--- Collected data ---
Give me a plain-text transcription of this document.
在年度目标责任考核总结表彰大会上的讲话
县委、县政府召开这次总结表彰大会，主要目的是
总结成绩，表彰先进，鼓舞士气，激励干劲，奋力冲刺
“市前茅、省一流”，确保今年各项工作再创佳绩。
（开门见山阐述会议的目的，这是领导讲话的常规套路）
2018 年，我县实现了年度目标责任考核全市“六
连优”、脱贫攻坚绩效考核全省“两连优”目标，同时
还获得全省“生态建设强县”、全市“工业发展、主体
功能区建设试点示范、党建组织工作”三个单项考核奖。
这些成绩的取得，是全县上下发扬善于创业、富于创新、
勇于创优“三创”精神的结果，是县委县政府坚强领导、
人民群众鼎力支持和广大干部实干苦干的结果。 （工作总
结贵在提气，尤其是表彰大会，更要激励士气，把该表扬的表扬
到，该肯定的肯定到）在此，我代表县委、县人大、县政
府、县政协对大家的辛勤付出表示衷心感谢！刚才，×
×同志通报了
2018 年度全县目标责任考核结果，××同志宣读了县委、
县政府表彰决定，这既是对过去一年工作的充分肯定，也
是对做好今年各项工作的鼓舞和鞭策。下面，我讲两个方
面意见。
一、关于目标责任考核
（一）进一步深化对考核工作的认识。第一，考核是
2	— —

--- Work to be completed ---
Extract every record and return it verbatim.

--- Answer ---
Give me a plain-text transcription of this document.
在年度目标责任考核总结表彰大会上的讲话
县委、县政府召开这次总结表彰大会，主要目的是
总结成绩，表彰先进，鼓舞士气，激励干劲，奋力冲刺
“市前茅、省一流”，确保今年各项工作再创佳绩。
（开门见山阐述会议的目的，这是领导讲话的常规套路）
2018 年，我县实现了年度目标责任考核全市“六
连优”、脱贫攻坚绩效考核全省“两连优”目标，同时
还获得全省“生态建设强县”、全市“工业发展、主体
功能区建设试点示范、党建组织工作”三个单项考核奖。
这些成绩的取得，是全县上下发扬善于创业、富于创新、
勇于创优“三创”精神的结果，是县委县政府坚强领导、
人民群众鼎力支持和广大干部实干苦干的结果。 （工作总
结贵在提气，尤其是表彰大会，更要激励士气，把该表扬的表扬
到，该肯定的肯定到）在此，我代表县委、县人大、县政
府、县政协对大家的辛勤付出表示衷心感谢！刚才，×
×同志通报了
2018 年度全县目标责任考核结果，××同志宣读了县委、
县政府表彰决定，这既是对过去一年工作的充分肯定，也
是对做好今年各项工作的鼓舞和鞭策。下面，我讲两个方
面意见。
一、关于目标责任考核
（一）进一步深化对考核工作的认识。第一，考核是
2	— —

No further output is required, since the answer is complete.